[Saved entries]
## start

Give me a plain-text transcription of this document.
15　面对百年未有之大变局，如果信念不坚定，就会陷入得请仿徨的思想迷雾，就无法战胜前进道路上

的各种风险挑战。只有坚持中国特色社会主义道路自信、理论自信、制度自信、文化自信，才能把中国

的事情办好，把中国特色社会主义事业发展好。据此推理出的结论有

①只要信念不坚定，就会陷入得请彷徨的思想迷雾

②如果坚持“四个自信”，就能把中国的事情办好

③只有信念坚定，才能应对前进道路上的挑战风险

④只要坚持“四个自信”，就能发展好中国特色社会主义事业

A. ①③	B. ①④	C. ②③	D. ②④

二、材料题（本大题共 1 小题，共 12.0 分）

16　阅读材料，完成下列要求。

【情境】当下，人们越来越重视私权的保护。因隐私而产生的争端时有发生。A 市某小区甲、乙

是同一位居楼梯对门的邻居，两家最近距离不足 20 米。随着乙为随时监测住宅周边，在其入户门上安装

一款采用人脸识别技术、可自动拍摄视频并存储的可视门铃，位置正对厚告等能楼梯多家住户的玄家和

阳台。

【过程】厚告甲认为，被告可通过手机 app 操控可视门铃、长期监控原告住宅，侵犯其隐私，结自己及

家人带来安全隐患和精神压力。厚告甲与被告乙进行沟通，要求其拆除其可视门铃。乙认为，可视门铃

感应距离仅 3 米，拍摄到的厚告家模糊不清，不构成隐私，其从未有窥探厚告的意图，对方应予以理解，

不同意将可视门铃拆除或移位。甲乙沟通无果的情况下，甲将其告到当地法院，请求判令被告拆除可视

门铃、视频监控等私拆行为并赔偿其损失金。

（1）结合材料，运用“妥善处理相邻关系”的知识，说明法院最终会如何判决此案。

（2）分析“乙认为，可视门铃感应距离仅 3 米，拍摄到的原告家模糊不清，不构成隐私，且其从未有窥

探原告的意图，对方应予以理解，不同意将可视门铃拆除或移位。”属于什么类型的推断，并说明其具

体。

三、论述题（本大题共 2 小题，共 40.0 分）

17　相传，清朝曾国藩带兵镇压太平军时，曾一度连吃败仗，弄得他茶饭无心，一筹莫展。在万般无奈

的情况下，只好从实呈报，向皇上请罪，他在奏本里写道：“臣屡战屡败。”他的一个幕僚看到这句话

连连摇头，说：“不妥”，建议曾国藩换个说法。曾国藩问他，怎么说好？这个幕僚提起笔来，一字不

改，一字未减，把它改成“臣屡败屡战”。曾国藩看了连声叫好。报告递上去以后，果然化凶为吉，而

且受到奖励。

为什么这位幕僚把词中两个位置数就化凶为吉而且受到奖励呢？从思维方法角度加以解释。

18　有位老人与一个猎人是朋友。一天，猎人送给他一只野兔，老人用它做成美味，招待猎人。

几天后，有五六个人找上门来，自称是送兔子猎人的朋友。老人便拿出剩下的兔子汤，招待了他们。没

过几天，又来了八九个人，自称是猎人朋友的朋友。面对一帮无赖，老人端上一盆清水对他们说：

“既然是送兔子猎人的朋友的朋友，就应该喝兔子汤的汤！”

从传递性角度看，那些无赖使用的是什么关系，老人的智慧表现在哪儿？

## end

## Written instruction
Your task is to transcribe the listing above in full, exactly as given.

## Result of this task
Give me a plain-text transcription of this document.
15　面对百年未有之大变局，如果信念不坚定，就会陷入得请仿徨的思想迷雾，就无法战胜前进道路上

的各种风险挑战。只有坚持中国特色社会主义道路自信、理论自信、制度自信、文化自信，才能把中国

的事情办好，把中国特色社会主义事业发展好。据此推理出的结论有

①只要信念不坚定，就会陷入得请彷徨的思想迷雾

②如果坚持“四个自信”，就能把中国的事情办好

③只有信念坚定，才能应对前进道路上的挑战风险

④只要坚持“四个自信”，就能发展好中国特色社会主义事业

A. ①③	B. ①④	C. ②③	D. ②④

二、材料题（本大题共 1 小题，共 12.0 分）

16　阅读材料，完成下列要求。

【情境】当下，人们越来越重视私权的保护。因隐私而产生的争端时有发生。A 市某小区甲、乙

是同一位居楼梯对门的邻居，两家最近距离不足 20 米。随着乙为随时监测住宅周边，在其入户门上安装

一款采用人脸识别技术、可自动拍摄视频并存储的可视门铃，位置正对厚告等能楼梯多家住户的玄家和

阳台。

【过程】厚告甲认为，被告可通过手机 app 操控可视门铃、长期监控原告住宅，侵犯其隐私，结自己及

家人带来安全隐患和精神压力。厚告甲与被告乙进行沟通，要求其拆除其可视门铃。乙认为，可视门铃

感应距离仅 3 米，拍摄到的厚告家模糊不清，不构成隐私，其从未有窥探厚告的意图，对方应予以理解，

不同意将可视门铃拆除或移位。甲乙沟通无果的情况下，甲将其告到当地法院，请求判令被告拆除可视

门铃、视频监控等私拆行为并赔偿其损失金。

（1）结合材料，运用“妥善处理相邻关系”的知识，说明法院最终会如何判决此案。

（2）分析“乙认为，可视门铃感应距离仅 3 米，拍摄到的原告家模糊不清，不构成隐私，且其从未有窥

探原告的意图，对方应予以理解，不同意将可视门铃拆除或移位。”属于什么类型的推断，并说明其具

体。

三、论述题（本大题共 2 小题，共 40.0 分）

17　相传，清朝曾国藩带兵镇压太平军时，曾一度连吃败仗，弄得他茶饭无心，一筹莫展。在万般无奈

的情况下，只好从实呈报，向皇上请罪，他在奏本里写道：“臣屡战屡败。”他的一个幕僚看到这句话

连连摇头，说：“不妥”，建议曾国藩换个说法。曾国藩问他，怎么说好？这个幕僚提起笔来，一字不

改，一字未减，把它改成“臣屡败屡战”。曾国藩看了连声叫好。报告递上去以后，果然化凶为吉，而

且受到奖励。

为什么这位幕僚把词中两个位置数就化凶为吉而且受到奖励呢？从思维方法角度加以解释。

18　有位老人与一个猎人是朋友。一天，猎人送给他一只野兔，老人用它做成美味，招待猎人。

几天后，有五六个人找上门来，自称是送兔子猎人的朋友。老人便拿出剩下的兔子汤，招待了他们。没

过几天，又来了八九个人，自称是猎人朋友的朋友。面对一帮无赖，老人端上一盆清水对他们说：

“既然是送兔子猎人的朋友的朋友，就应该喝兔子汤的汤！”

从传递性角度看，那些无赖使用的是什么关系，老人的智慧表现在哪儿？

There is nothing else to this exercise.